*Information supplied*:
"""

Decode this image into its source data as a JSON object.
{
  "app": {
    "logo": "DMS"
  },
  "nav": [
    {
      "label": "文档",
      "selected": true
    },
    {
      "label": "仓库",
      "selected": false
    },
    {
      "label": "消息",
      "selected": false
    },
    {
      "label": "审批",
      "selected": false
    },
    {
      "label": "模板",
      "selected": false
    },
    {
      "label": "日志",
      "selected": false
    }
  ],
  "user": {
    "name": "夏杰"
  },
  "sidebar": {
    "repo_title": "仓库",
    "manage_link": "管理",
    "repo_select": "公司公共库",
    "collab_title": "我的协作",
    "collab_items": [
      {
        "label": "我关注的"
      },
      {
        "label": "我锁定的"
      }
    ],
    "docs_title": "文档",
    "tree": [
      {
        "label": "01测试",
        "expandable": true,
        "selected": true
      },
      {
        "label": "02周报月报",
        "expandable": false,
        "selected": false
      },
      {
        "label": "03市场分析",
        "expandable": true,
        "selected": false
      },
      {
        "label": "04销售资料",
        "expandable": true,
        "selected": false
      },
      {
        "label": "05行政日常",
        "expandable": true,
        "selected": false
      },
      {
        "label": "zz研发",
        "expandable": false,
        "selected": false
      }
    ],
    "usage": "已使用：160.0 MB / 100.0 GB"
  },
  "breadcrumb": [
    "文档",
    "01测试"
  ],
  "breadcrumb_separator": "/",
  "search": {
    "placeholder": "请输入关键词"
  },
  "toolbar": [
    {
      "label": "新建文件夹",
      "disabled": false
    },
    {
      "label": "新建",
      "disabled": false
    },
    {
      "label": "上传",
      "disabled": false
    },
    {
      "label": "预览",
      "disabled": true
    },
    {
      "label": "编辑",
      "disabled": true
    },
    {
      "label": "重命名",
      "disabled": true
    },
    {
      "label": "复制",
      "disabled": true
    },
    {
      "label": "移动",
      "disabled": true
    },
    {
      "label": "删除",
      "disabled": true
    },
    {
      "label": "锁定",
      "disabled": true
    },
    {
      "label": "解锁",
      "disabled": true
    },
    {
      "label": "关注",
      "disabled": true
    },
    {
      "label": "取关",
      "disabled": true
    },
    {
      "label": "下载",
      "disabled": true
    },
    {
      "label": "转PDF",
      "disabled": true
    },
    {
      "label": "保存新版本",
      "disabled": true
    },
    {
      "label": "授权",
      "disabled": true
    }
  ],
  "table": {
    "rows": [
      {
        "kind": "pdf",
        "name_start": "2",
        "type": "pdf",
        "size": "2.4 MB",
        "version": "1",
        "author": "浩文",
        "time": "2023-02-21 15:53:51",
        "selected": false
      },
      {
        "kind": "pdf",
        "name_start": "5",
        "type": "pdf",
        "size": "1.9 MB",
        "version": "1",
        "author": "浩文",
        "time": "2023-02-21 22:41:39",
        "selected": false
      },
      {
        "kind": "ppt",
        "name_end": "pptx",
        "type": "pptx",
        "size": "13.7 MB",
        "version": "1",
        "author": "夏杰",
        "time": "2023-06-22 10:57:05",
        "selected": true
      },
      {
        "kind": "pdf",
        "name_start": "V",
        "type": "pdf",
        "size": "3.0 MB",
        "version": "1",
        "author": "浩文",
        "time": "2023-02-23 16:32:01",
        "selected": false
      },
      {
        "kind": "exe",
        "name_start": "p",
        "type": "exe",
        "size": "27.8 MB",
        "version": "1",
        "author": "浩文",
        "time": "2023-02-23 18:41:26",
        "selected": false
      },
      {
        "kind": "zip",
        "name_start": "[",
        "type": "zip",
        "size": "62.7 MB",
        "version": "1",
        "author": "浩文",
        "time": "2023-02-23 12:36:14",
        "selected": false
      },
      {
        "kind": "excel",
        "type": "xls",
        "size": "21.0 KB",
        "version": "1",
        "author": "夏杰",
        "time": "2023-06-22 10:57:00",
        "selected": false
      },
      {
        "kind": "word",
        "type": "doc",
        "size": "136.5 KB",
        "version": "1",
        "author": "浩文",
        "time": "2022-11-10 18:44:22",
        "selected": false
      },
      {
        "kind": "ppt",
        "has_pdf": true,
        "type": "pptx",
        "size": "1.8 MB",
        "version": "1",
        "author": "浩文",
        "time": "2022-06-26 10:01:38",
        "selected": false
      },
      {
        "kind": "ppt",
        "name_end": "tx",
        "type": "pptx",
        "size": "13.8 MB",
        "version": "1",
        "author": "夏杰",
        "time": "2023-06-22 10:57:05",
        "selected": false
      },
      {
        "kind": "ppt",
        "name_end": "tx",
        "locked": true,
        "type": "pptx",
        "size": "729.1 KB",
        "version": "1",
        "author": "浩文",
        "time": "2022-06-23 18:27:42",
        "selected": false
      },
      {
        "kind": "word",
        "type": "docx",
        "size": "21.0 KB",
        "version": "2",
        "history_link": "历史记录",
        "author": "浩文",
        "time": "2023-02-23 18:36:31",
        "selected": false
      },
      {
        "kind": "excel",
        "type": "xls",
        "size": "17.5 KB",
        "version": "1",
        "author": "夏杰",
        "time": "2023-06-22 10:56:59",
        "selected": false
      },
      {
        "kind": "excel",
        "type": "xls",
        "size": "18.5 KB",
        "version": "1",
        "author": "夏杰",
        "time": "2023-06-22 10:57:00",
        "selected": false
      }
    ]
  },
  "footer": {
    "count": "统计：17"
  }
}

"""

*The task*:
Produce an exact copy of all the records.

*Exercise solution*:
Decode this image into its source data as a JSON object.
{
  "app": {
    "logo": "DMS"
  },
  "nav": [
    {
      "label": "文档",
      "selected": true
    },
    {
      "label": "仓库",
      "selected": false
    },
    {
      "label": "消息",
      "selected": false
    },
    {
      "label": "审批",
      "selected": false
    },
    {
      "label": "模板",
      "selected": false
    },
    {
      "label": "日志",
      "selected": false
    }
  ],
  "user": {
    "name": "夏杰"
  },
  "sidebar": {
    "repo_title": "仓库",
    "manage_link": "管理",
    "repo_select": "公司公共库",
    "collab_title": "我的协作",
    "collab_items": [
      {
        "label": "我关注的"
      },
      {
        "label": "我锁定的"
      }
    ],
    "docs_title": "文档",
    "tree": [
      {
        "label": "01测试",
        "expandable": true,
        "selected": true
      },
      {
        "label": "02周报月报",
        "expandable": false,
        "selected": false
      },
      {
        "label": "03市场分析",
        "expandable": true,
        "selected": false
      },
      {
        "label": "04销售资料",
        "expandable": true,
        "selected": false
      },
      {
        "label": "05行政日常",
        "expandable": true,
        "selected": false
      },
      {
        "label": "zz研发",
        "expandable": false,
        "selected": false
      }
    ],
    "usage": "已使用：160.0 MB / 100.0 GB"
  },
  "breadcrumb": [
    "文档",
    "01测试"
  ],
  "breadcrumb_separator": "/",
  "search": {
    "placeholder": "请输入关键词"
  },
  "toolbar": [
    {
      "label": "新建文件夹",
      "disabled": false
    },
    {
      "label": "新建",
      "disabled": false
    },
    {
      "label": "上传",
      "disabled": false
    },
    {
      "label": "预览",
      "disabled": true
    },
    {
      "label": "编辑",
      "disabled": true
    },
    {
      "label": "重命名",
      "disabled": true
    },
    {
      "label": "复制",
      "disabled": true
    },
    {
      "label": "移动",
      "disabled": true
    },
    {
      "label": "删除",
      "disabled": true
    },
    {
      "label": "锁定",
      "disabled": true
    },
    {
      "label": "解锁",
      "disabled": true
    },
    {
      "label": "关注",
      "disabled": true
    },
    {
      "label": "取关",
      "disabled": true
    },
    {
      "label": "下载",
      "disabled": true
    },
    {
      "label": "转PDF",
      "disabled": true
    },
    {
      "label": "保存新版本",
      "disabled": true
    },
    {
      "label": "授权",
      "disabled": true
    }
  ],
  "table": {
    "rows": [
      {
        "kind": "pdf",
        "name_start": "2",
        "type": "pdf",
        "size": "2.4 MB",
        "version": "1",
        "author": "浩文",
        "time": "2023-02-21 15:53:51",
        "selected": false
      },
      {
        "kind": "pdf",
        "name_start": "5",
        "type": "pdf",
        "size": "1.9 MB",
        "version": "1",
        "author": "浩文",
        "time": "2023-02-21 22:41:39",
        "selected": false
      },
      {
        "kind": "ppt",
        "name_end": "pptx",
        "type": "pptx",
        "size": "13.7 MB",
        "version": "1",
        "author": "夏杰",
        "time": "2023-06-22 10:57:05",
        "selected": true
      },
      {
        "kind": "pdf",
        "name_start": "V",
        "type": "pdf",
        "size": "3.0 MB",
        "version": "1",
        "author": "浩文",
        "time": "2023-02-23 16:32:01",
        "selected": false
      },
      {
        "kind": "exe",
        "name_start": "p",
        "type": "exe",
        "size": "27.8 MB",
        "version": "1",
        "author": "浩文",
        "time": "2023-02-23 18:41:26",
        "selected": false
      },
      {
        "kind": "zip",
        "name_start": "[",
        "type": "zip",
        "size": "62.7 MB",
        "version": "1",
        "author": "浩文",
        "time": "2023-02-23 12:36:14",
        "selected": false
      },
      {
        "kind": "excel",
        "type": "xls",
        "size": "21.0 KB",
        "version": "1",
        "author": "夏杰",
        "time": "2023-06-22 10:57:00",
        "selected": false
      },
      {
        "kind": "word",
        "type": "doc",
        "size": "136.5 KB",
        "version": "1",
        "author": "浩文",
        "time": "2022-11-10 18:44:22",
        "selected": false
      },
      {
        "kind": "ppt",
        "has_pdf": true,
        "type": "pptx",
        "size": "1.8 MB",
        "version": "1",
        "author": "浩文",
        "time": "2022-06-26 10:01:38",
        "selected": false
      },
      {
        "kind": "ppt",
        "name_end": "tx",
        "type": "pptx",
        "size": "13.8 MB",
        "version": "1",
        "author": "夏杰",
        "time": "2023-06-22 10:57:05",
        "selected": false
      },
      {
        "kind": "ppt",
        "name_end": "tx",
        "locked": true,
        "type": "pptx",
        "size": "729.1 KB",
        "version": "1",
        "author": "浩文",
        "time": "2022-06-23 18:27:42",
        "selected": false
      },
      {
        "kind": "word",
        "type": "docx",
        "size": "21.0 KB",
        "version": "2",
        "history_link": "历史记录",
        "author": "浩文",
        "time": "2023-02-23 18:36:31",
        "selected": false
      },
      {
        "kind": "excel",
        "type": "xls",
        "size": "17.5 KB",
        "version": "1",
        "author": "夏杰",
        "time": "2023-06-22 10:56:59",
        "selected": false
      },
      {
        "kind": "excel",
        "type": "xls",
        "size": "18.5 KB",
        "version": "1",
        "author": "夏杰",
        "time": "2023-06-22 10:57:00",
        "selected": false
      }
    ]
  },
  "footer": {
    "count": "统计：17"
  }
}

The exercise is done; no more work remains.